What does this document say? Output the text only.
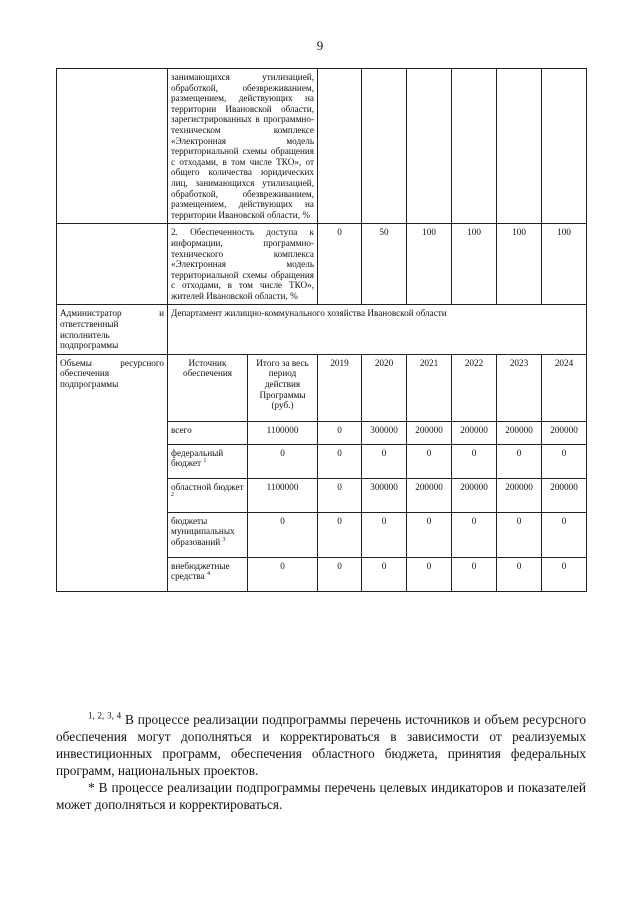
9
	занимающихся утилизацией, обработкой, обезвреживанием, размещением, действующих на территории Ивановской области, зарегистрированных в программно-техническом комплексе «Электронная модель территориальной схемы обращения с отходами, в том числе ТКО», от общего количества юридических лиц, занимающихся утилизацией, обработкой, обезвреживанием, размещением, действующих на территории Ивановской области, %							
	2. Обеспеченность доступа к информации, программно-технического комплекса «Электронная модель территориальной схемы обращения с отходами, в том числе ТКО», жителей Ивановской области, %		0	50	100	100	100	100
Администратор и ответственный исполнитель подпрограммы	Департамент жилищно-коммунального хозяйства Ивановской области							
Объемы ресурсного обеспечения подпрограммы	Источник обеспечения	Итого за весь период действия Программы (руб.)	2019	2020	2021	2022	2023	2024
	всего	1100000	0	300000	200000	200000	200000	200000
	федеральный бюджет $^1$	0	0	0	0	0	0	0
	областной бюджет $^2$	1100000	0	300000	200000	200000	200000	200000
	бюджеты муниципальных образований $^3$	0	0	0	0	0	0	0
	внебюджетные средства $^4$	0	0	0	0	0	0	0

$^{1, 2, 3, 4}$ В процессе реализации подпрограммы перечень источников и объем ресурсного обеспечения могут дополняться и корректироваться в зависимости от реализуемых инвестиционных программ, обеспечения областного бюджета, принятия федеральных программ, национальных проектов.

* В процессе реализации подпрограммы перечень целевых индикаторов и показателей может дополняться и корректироваться.
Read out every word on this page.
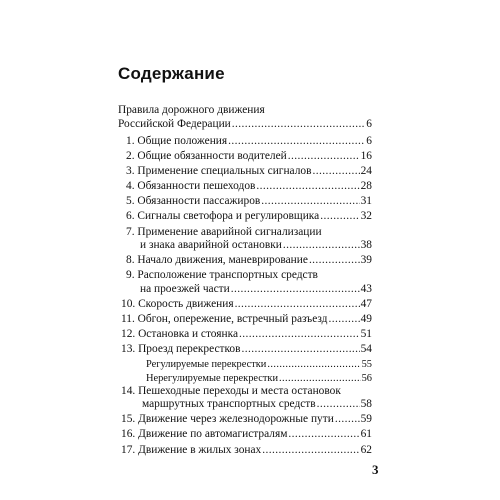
Содержание
Правила дорожного движения
Российской Федерации .....	6
1. Общие положения .....	6
2. Общие обязанности водителей .....	16
3. Применение специальных сигналов .....	24
4. Обязанности пешеходов .....	28
5. Обязанности пассажиров .....	31
6. Сигналы светофора и регулировщика .....	32
7. Применение аварийной сигнализации
и знака аварийной остановки .....	38
8. Начало движения, маневрирование .....	39
9. Расположение транспортных средств
на проезжей части .....	43
10. Скорость движения .....	47
11. Обгон, опережение, встречный разъезд .....	49
12. Остановка и стоянка .....	51
13. Проезд перекрестков .....	54
Регулируемые перекрестки .....	55
Нерегулируемые перекрестки .....	56
14. Пешеходные переходы и места остановок
маршрутных транспортных средств .....	58
15. Движение через железнодорожные пути ..... 59
16. Движение по автомагистралям .....	61
17. Движение в жилых зонах .....	62
3
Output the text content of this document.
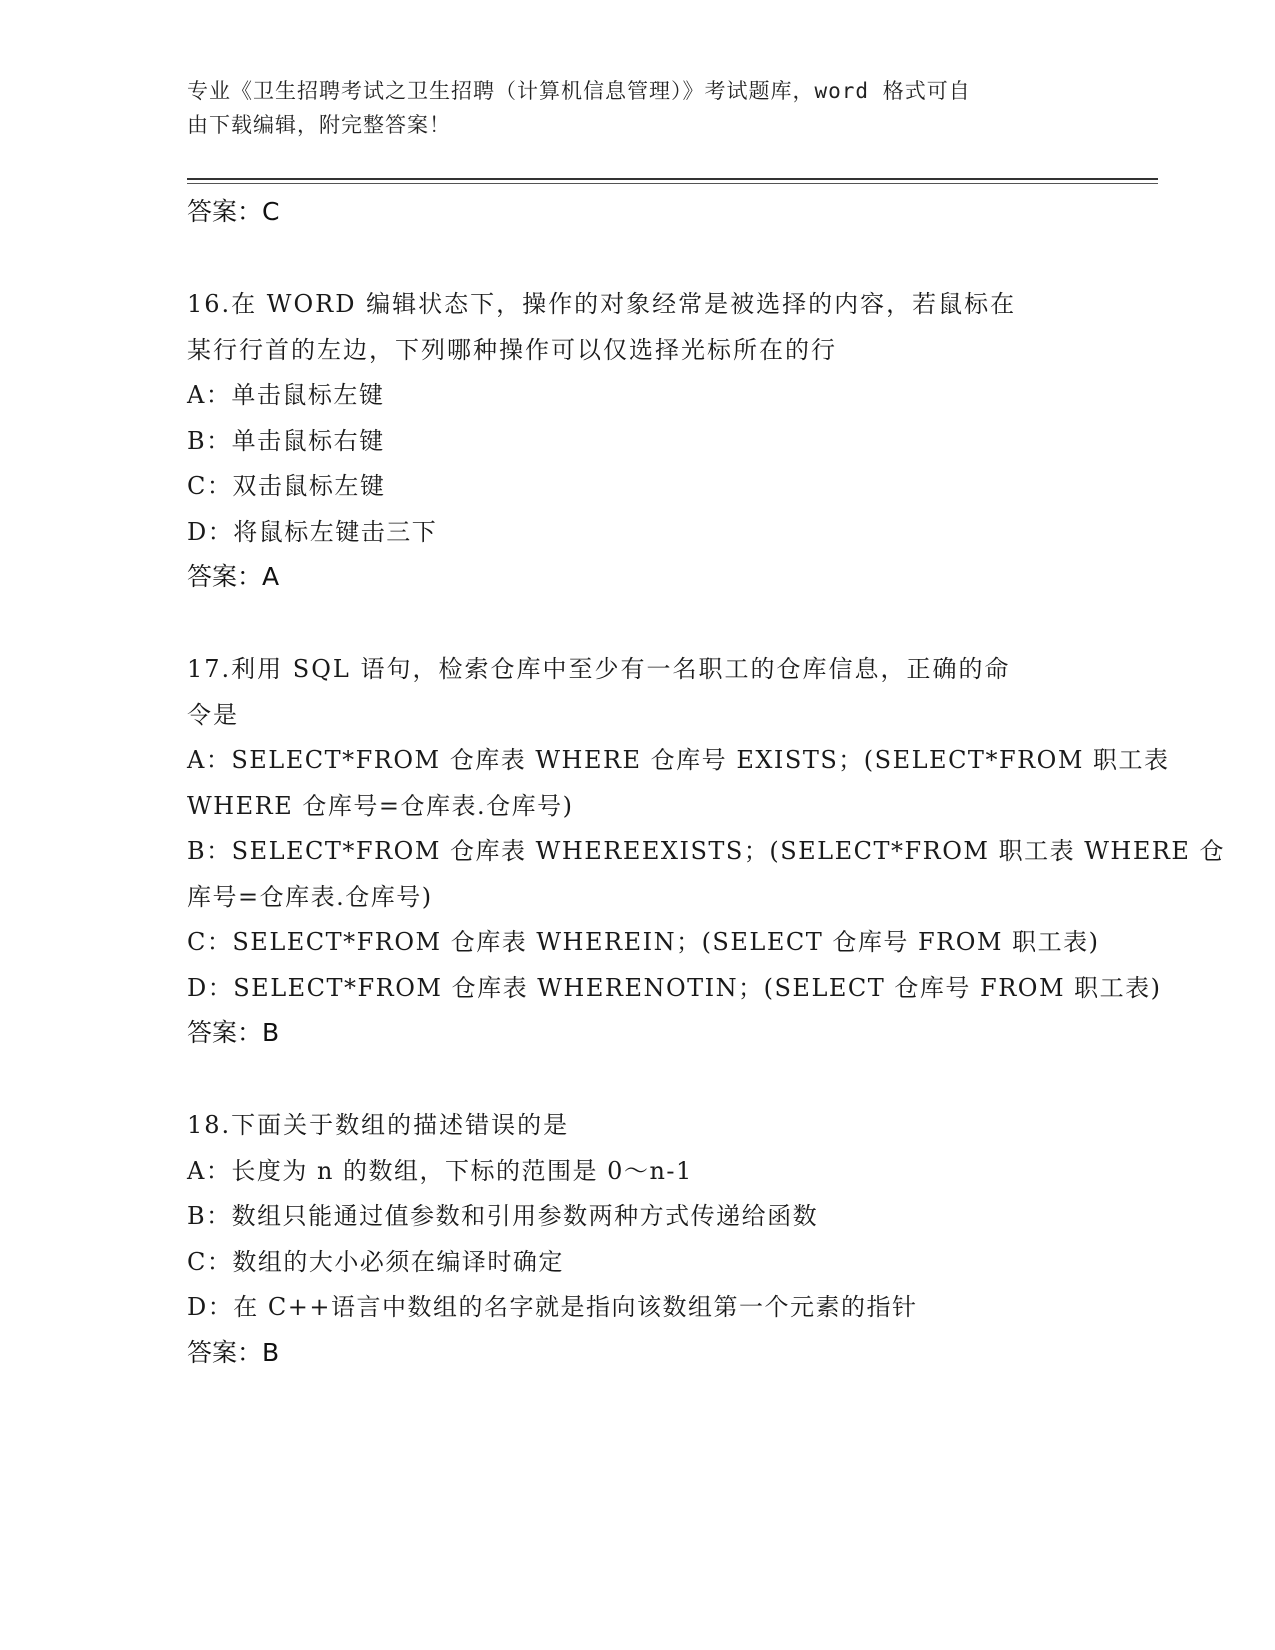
专业《卫生招聘考试之卫生招聘（计算机信息管理）》考试题库，word 格式可自
由下载编辑，附完整答案！
答案：C
16.在 WORD 编辑状态下，操作的对象经常是被选择的内容，若鼠标在
某行行首的左边，下列哪种操作可以仅选择光标所在的行
A：单击鼠标左键
B：单击鼠标右键
C：双击鼠标左键
D：将鼠标左键击三下
答案：A
17.利用 SQL 语句，检索仓库中至少有一名职工的仓库信息，正确的命
令是
A：SELECT*FROM 仓库表 WHERE 仓库号 EXISTS；(SELECT*FROM 职工表
WHERE 仓库号=仓库表.仓库号)
B：SELECT*FROM 仓库表 WHEREEXISTS；(SELECT*FROM 职工表 WHERE 仓
库号=仓库表.仓库号)
C：SELECT*FROM 仓库表 WHEREIN；(SELECT 仓库号 FROM 职工表)
D：SELECT*FROM 仓库表 WHERENOTIN；(SELECT 仓库号 FROM 职工表)
答案：B
18.下面关于数组的描述错误的是
A：长度为 n 的数组，下标的范围是 0～n-1
B：数组只能通过值参数和引用参数两种方式传递给函数
C：数组的大小必须在编译时确定
D：在 C++语言中数组的名字就是指向该数组第一个元素的指针
答案：B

==================================================

Task prompt – Where a line above includes "document", copy that line.

Answer to the task –
What does this document say? Output the text only.
Output the text content of this document.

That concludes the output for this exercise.